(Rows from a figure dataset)
::::::::

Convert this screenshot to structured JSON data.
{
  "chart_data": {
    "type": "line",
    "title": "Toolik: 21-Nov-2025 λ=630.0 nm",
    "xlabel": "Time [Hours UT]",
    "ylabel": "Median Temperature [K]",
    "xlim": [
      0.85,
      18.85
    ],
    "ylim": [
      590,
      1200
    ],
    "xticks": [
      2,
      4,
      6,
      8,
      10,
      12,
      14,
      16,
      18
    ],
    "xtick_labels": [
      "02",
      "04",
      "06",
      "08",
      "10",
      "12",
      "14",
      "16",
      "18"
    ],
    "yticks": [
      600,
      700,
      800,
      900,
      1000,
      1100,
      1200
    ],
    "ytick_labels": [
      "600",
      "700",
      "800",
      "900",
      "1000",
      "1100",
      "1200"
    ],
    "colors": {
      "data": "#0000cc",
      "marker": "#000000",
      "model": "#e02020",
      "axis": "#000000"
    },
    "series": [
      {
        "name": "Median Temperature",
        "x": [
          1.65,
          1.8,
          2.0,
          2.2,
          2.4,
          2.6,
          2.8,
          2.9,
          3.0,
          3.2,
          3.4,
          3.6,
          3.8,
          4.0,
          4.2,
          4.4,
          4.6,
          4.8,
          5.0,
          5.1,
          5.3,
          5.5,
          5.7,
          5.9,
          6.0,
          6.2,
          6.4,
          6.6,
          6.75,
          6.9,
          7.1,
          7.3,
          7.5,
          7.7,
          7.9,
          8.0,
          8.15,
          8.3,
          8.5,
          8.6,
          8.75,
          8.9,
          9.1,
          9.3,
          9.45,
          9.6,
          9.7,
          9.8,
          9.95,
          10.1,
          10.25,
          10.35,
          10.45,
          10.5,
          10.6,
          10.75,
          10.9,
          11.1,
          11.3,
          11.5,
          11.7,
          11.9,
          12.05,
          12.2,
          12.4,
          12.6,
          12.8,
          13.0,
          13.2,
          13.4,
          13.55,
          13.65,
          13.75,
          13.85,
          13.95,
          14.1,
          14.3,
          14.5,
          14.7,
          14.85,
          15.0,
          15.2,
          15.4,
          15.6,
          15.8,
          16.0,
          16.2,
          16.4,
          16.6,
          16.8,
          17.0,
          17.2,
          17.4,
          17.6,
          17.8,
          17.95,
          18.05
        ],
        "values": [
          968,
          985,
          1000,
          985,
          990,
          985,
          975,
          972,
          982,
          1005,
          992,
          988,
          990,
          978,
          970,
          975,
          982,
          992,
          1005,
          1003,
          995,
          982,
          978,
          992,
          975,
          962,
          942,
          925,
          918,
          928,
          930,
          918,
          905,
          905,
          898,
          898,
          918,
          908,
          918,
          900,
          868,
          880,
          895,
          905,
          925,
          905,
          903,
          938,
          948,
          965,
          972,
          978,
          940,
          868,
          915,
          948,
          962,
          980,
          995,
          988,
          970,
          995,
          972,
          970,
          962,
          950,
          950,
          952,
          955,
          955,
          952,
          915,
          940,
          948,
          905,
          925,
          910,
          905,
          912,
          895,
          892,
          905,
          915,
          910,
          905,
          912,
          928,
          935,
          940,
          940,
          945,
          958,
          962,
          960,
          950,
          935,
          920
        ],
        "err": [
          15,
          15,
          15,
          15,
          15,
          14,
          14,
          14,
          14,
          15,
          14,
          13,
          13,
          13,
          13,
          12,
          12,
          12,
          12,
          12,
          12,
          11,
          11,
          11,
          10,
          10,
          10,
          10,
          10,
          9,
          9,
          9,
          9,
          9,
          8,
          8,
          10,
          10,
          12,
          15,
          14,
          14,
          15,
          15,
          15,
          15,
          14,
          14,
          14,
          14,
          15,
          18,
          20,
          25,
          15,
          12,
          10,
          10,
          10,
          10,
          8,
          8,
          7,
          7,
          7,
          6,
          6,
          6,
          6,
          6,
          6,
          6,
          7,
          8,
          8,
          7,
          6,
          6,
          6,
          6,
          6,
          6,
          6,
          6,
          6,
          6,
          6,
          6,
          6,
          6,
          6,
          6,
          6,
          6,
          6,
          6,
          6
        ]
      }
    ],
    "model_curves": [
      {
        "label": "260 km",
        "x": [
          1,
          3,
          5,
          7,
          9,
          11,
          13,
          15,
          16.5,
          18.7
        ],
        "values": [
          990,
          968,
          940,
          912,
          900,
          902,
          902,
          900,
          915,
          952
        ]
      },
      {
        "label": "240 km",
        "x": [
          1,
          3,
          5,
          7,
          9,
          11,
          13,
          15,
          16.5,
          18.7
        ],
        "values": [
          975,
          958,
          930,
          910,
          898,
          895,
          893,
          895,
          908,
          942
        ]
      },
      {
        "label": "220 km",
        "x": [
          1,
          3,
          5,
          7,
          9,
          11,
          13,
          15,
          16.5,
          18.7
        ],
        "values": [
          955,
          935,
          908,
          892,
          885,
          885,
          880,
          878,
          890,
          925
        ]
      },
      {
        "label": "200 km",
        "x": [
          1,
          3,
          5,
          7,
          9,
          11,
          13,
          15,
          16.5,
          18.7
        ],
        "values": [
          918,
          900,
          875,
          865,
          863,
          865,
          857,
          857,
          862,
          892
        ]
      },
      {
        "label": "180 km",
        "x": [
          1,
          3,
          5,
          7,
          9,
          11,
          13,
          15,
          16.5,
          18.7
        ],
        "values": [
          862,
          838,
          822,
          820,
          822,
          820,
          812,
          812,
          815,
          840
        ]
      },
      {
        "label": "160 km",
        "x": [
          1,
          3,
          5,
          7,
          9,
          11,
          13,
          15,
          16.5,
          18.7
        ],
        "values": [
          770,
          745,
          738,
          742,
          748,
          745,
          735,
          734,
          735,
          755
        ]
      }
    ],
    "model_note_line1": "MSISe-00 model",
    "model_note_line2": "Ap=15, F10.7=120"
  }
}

::::::::

#### [The request]
Determine the number of lines containing "Median". Write only that number.

#### [Reply]
2